━━ Data shown ━━
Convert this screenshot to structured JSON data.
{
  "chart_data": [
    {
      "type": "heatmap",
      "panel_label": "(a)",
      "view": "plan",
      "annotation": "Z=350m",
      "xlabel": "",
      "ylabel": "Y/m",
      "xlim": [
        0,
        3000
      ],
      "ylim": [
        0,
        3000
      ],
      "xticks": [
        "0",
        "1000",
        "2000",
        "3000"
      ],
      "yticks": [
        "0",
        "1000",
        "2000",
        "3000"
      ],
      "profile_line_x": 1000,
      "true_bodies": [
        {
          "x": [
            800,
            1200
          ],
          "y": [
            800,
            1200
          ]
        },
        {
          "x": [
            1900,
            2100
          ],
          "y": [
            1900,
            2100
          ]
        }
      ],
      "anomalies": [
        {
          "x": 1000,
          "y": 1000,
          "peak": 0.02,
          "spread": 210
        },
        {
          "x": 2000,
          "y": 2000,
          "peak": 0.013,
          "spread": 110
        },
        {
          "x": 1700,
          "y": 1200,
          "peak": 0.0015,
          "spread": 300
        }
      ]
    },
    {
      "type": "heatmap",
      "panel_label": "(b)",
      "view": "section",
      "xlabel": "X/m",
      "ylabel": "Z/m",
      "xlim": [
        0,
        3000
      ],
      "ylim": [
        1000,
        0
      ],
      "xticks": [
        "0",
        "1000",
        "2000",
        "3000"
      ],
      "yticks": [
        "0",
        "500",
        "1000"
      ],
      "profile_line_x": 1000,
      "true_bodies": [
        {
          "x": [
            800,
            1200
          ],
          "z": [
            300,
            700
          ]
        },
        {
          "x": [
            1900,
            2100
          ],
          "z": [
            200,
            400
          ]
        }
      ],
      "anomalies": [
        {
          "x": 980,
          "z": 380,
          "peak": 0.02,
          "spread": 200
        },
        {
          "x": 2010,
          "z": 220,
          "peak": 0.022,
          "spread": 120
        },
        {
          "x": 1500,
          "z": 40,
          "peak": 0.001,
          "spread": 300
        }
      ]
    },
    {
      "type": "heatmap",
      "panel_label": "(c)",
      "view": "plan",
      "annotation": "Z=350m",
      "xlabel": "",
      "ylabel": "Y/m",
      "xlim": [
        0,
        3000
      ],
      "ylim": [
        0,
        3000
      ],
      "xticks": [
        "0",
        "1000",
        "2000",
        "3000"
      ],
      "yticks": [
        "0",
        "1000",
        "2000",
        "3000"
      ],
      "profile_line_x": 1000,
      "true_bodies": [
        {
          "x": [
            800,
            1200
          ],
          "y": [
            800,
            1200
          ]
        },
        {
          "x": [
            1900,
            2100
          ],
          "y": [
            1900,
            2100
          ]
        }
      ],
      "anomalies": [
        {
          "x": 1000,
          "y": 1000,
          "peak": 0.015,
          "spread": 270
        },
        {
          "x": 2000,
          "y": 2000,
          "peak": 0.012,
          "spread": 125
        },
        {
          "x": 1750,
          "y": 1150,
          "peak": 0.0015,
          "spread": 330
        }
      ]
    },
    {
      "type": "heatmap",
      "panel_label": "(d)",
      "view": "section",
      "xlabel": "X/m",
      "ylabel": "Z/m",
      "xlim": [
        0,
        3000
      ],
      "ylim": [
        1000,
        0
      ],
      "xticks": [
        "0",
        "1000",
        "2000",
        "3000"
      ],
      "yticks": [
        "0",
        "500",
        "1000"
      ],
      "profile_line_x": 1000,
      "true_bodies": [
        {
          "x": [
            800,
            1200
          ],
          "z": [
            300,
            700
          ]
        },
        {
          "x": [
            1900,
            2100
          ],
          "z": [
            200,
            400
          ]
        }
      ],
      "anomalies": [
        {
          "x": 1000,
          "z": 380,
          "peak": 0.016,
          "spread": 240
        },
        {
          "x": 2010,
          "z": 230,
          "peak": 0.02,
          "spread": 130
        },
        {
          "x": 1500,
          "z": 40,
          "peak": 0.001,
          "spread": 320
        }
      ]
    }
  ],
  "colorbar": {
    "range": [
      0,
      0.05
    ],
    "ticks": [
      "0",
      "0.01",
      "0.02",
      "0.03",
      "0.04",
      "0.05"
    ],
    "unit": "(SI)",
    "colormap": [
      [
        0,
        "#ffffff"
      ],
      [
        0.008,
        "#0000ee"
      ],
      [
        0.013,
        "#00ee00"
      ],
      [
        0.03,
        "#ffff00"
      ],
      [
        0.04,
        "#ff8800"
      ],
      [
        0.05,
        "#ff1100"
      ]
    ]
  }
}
━━━
_Work to do_: Using the material above, print every entry exactly as written.

_The completed task_:
Convert this screenshot to structured JSON data.
{
  "chart_data": [
    {
      "type": "heatmap",
      "panel_label": "(a)",
      "view": "plan",
      "annotation": "Z=350m",
      "xlabel": "",
      "ylabel": "Y/m",
      "xlim": [
        0,
        3000
      ],
      "ylim": [
        0,
        3000
      ],
      "xticks": [
        "0",
        "1000",
        "2000",
        "3000"
      ],
      "yticks": [
        "0",
        "1000",
        "2000",
        "3000"
      ],
      "profile_line_x": 1000,
      "true_bodies": [
        {
          "x": [
            800,
            1200
          ],
          "y": [
            800,
            1200
          ]
        },
        {
          "x": [
            1900,
            2100
          ],
          "y": [
            1900,
            2100
          ]
        }
      ],
      "anomalies": [
        {
          "x": 1000,
          "y": 1000,
          "peak": 0.02,
          "spread": 210
        },
        {
          "x": 2000,
          "y": 2000,
          "peak": 0.013,
          "spread": 110
        },
        {
          "x": 1700,
          "y": 1200,
          "peak": 0.0015,
          "spread": 300
        }
      ]
    },
    {
      "type": "heatmap",
      "panel_label": "(b)",
      "view": "section",
      "xlabel": "X/m",
      "ylabel": "Z/m",
      "xlim": [
        0,
        3000
      ],
      "ylim": [
        1000,
        0
      ],
      "xticks": [
        "0",
        "1000",
        "2000",
        "3000"
      ],
      "yticks": [
        "0",
        "500",
        "1000"
      ],
      "profile_line_x": 1000,
      "true_bodies": [
        {
          "x": [
            800,
            1200
          ],
          "z": [
            300,
            700
          ]
        },
        {
          "x": [
            1900,
            2100
          ],
          "z": [
            200,
            400
          ]
        }
      ],
      "anomalies": [
        {
          "x": 980,
          "z": 380,
          "peak": 0.02,
          "spread": 200
        },
        {
          "x": 2010,
          "z": 220,
          "peak": 0.022,
          "spread": 120
        },
        {
          "x": 1500,
          "z": 40,
          "peak": 0.001,
          "spread": 300
        }
      ]
    },
    {
      "type": "heatmap",
      "panel_label": "(c)",
      "view": "plan",
      "annotation": "Z=350m",
      "xlabel": "",
      "ylabel": "Y/m",
      "xlim": [
        0,
        3000
      ],
      "ylim": [
        0,
        3000
      ],
      "xticks": [
        "0",
        "1000",
        "2000",
        "3000"
      ],
      "yticks": [
        "0",
        "1000",
        "2000",
        "3000"
      ],
      "profile_line_x": 1000,
      "true_bodies": [
        {
          "x": [
            800,
            1200
          ],
          "y": [
            800,
            1200
          ]
        },
        {
          "x": [
            1900,
            2100
          ],
          "y": [
            1900,
            2100
          ]
        }
      ],
      "anomalies": [
        {
          "x": 1000,
          "y": 1000,
          "peak": 0.015,
          "spread": 270
        },
        {
          "x": 2000,
          "y": 2000,
          "peak": 0.012,
          "spread": 125
        },
        {
          "x": 1750,
          "y": 1150,
          "peak": 0.0015,
          "spread": 330
        }
      ]
    },
    {
      "type": "heatmap",
      "panel_label": "(d)",
      "view": "section",
      "xlabel": "X/m",
      "ylabel": "Z/m",
      "xlim": [
        0,
        3000
      ],
      "ylim": [
        1000,
        0
      ],
      "xticks": [
        "0",
        "1000",
        "2000",
        "3000"
      ],
      "yticks": [
        "0",
        "500",
        "1000"
      ],
      "profile_line_x": 1000,
      "true_bodies": [
        {
          "x": [
            800,
            1200
          ],
          "z": [
            300,
            700
          ]
        },
        {
          "x": [
            1900,
            2100
          ],
          "z": [
            200,
            400
          ]
        }
      ],
      "anomalies": [
        {
          "x": 1000,
          "z": 380,
          "peak": 0.016,
          "spread": 240
        },
        {
          "x": 2010,
          "z": 230,
          "peak": 0.02,
          "spread": 130
        },
        {
          "x": 1500,
          "z": 40,
          "peak": 0.001,
          "spread": 320
        }
      ]
    }
  ],
  "colorbar": {
    "range": [
      0,
      0.05
    ],
    "ticks": [
      "0",
      "0.01",
      "0.02",
      "0.03",
      "0.04",
      "0.05"
    ],
    "unit": "(SI)",
    "colormap": [
      [
        0,
        "#ffffff"
      ],
      [
        0.008,
        "#0000ee"
      ],
      [
        0.013,
        "#00ee00"
      ],
      [
        0.03,
        "#ffff00"
      ],
      [
        0.04,
        "#ff8800"
      ],
      [
        0.05,
        "#ff1100"
      ]
    ]
  }
}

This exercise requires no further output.